* TO DO
Go through the listing below and gather every line with the word "lestelletornanoascuola".

— Start of EXERCISE INPUTS —

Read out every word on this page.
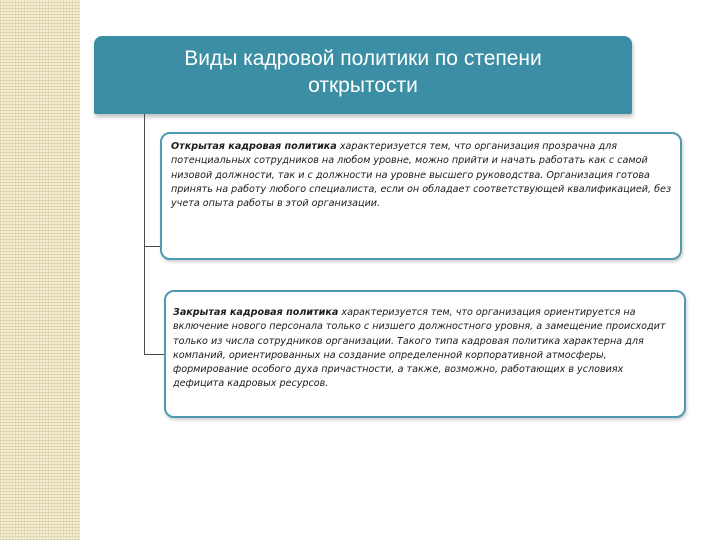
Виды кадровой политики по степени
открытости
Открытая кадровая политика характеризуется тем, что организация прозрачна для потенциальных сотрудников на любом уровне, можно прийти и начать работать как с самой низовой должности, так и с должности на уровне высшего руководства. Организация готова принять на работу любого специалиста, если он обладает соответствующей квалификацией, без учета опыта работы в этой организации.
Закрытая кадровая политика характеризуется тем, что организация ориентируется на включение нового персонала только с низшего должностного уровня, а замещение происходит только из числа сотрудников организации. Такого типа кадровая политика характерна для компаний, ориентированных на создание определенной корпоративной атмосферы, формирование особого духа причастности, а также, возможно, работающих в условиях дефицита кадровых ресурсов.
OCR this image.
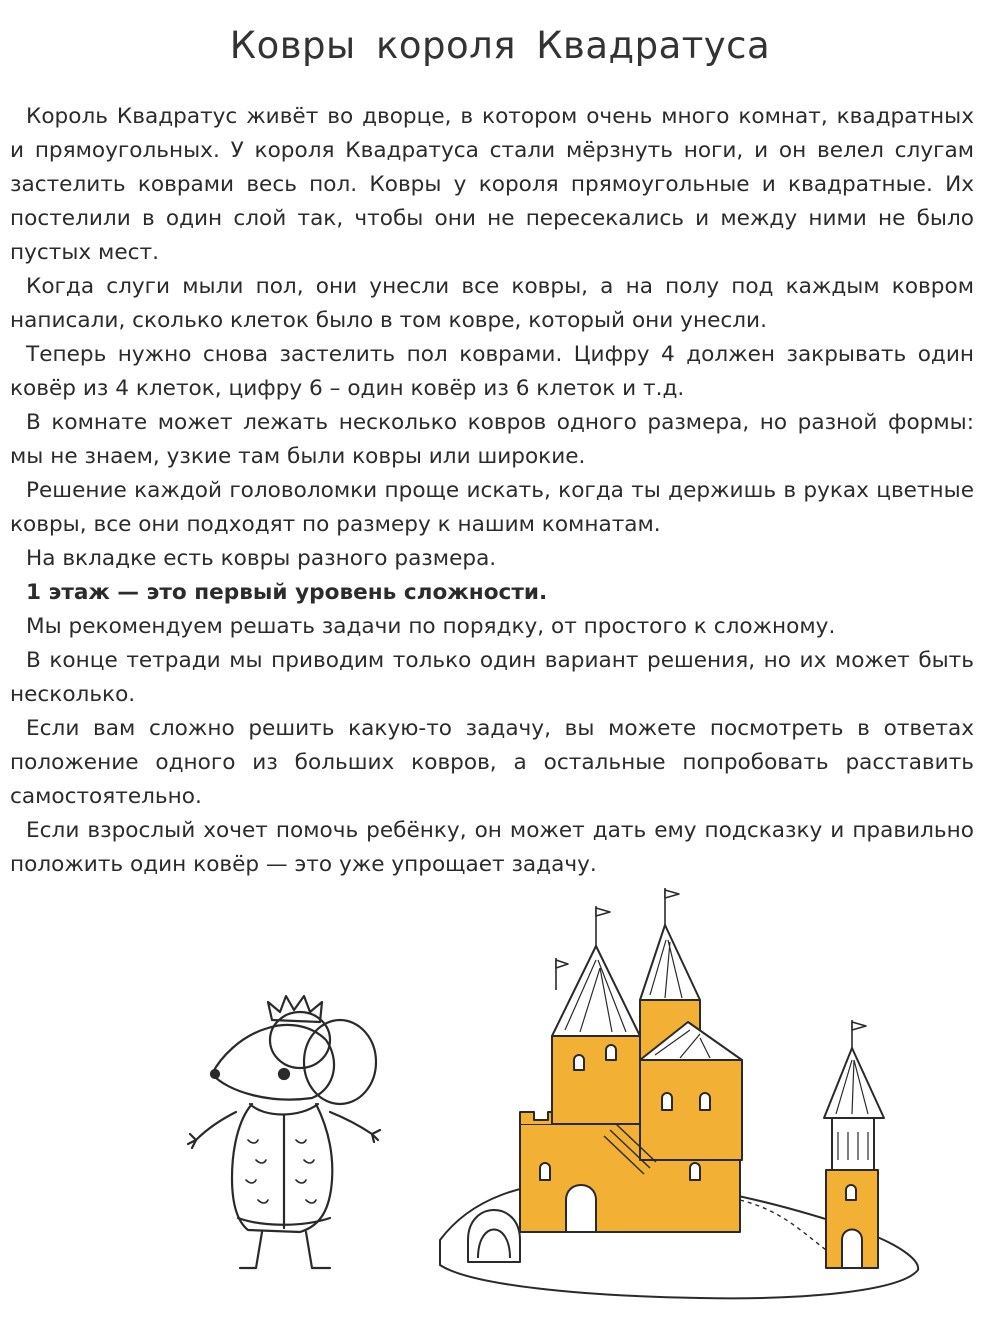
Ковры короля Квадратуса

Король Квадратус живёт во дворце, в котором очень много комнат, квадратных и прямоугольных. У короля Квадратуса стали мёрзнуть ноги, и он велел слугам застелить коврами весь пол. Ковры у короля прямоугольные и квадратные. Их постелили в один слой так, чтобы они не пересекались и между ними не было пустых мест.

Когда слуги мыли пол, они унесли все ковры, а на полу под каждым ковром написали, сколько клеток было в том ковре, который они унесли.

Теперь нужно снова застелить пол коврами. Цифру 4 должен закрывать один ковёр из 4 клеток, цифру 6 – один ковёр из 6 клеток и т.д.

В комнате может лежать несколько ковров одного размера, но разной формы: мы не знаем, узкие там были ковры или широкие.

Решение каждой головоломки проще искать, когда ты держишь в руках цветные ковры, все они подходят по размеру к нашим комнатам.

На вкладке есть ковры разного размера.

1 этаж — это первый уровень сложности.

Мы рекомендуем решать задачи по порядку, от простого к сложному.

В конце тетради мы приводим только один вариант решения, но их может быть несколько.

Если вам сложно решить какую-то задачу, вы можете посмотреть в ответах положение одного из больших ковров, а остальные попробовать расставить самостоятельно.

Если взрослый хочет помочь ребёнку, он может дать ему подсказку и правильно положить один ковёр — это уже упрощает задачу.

— End of EXERCISE INPUTS —
— Start of EXERCISE INPUTS —

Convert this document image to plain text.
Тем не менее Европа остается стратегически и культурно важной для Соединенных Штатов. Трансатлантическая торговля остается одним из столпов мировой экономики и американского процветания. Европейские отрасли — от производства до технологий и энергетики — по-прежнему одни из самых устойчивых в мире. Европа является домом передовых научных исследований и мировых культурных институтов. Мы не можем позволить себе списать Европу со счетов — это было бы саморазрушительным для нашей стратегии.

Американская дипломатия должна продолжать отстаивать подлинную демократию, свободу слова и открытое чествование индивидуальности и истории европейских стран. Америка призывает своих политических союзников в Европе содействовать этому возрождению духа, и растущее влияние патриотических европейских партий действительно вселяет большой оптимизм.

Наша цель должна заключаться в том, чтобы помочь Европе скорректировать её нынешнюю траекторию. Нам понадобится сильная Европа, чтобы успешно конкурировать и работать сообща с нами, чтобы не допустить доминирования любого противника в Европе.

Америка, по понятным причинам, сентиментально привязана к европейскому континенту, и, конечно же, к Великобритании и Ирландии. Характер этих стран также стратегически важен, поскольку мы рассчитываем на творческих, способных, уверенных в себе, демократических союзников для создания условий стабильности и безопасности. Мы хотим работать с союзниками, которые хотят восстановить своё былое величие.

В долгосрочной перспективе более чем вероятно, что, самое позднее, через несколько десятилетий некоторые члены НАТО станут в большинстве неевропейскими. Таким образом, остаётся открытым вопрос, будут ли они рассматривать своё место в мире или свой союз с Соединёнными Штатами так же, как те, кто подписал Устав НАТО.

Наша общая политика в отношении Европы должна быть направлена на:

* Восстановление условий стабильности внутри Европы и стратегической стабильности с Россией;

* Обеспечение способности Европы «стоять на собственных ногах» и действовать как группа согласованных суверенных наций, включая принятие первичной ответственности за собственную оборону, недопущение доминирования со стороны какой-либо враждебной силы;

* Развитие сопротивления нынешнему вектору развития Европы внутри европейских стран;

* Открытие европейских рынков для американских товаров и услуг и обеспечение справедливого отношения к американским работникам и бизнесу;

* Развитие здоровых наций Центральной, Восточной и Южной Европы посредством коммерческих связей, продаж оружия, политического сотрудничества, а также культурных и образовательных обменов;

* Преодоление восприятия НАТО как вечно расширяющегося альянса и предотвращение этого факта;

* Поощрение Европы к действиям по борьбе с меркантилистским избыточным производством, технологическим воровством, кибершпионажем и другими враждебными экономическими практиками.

— End of EXERCISE INPUTS —
— Start of EXERCISE INPUTS —

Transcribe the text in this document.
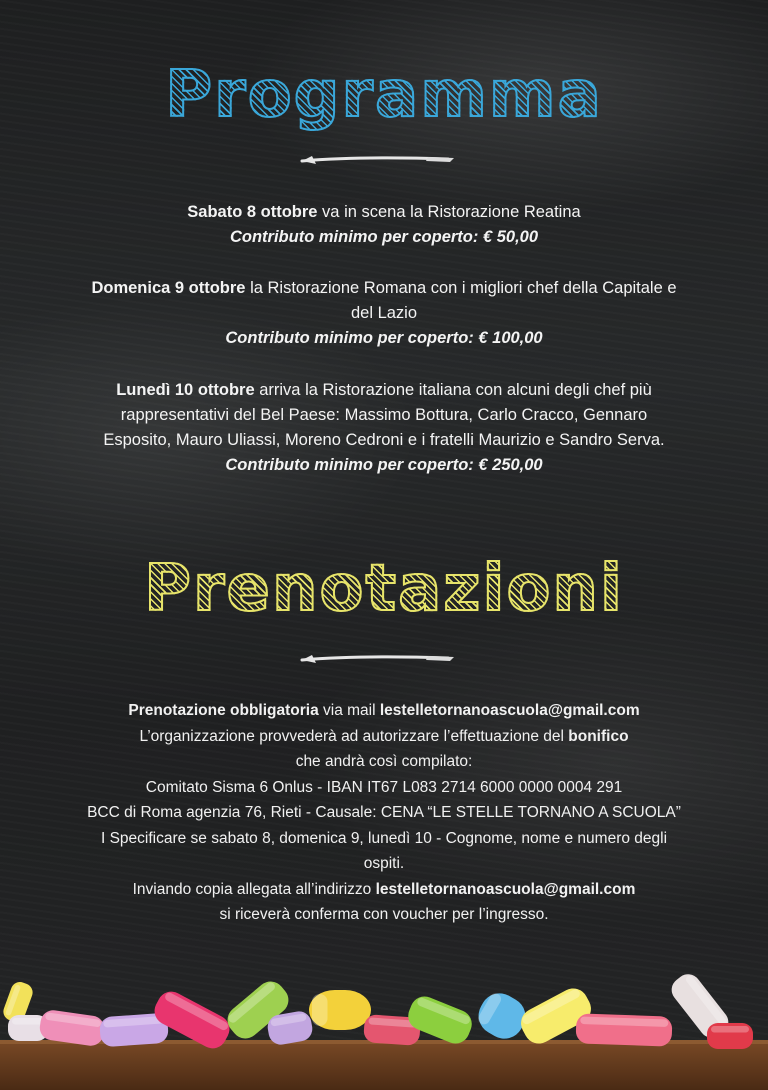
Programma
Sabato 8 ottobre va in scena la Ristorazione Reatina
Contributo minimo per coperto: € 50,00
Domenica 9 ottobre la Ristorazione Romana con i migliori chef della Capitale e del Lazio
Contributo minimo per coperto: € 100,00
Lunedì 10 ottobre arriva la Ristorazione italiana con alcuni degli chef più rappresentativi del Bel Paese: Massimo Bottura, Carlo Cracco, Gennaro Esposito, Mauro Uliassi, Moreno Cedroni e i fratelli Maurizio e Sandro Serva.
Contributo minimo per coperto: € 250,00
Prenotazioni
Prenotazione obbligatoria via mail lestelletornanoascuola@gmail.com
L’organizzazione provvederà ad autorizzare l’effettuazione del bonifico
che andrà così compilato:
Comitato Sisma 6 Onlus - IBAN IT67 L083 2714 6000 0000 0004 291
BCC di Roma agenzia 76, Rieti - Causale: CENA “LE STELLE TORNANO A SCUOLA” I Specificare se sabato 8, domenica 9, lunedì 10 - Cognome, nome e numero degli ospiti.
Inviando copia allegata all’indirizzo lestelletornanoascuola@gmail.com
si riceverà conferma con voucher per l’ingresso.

— End of EXERCISE INPUTS —

* FULL ANSWER
Prenotazione obbligatoria via mail lestelletornanoascuola@gmail.com
Inviando copia allegata all’indirizzo lestelletornanoascuola@gmail.com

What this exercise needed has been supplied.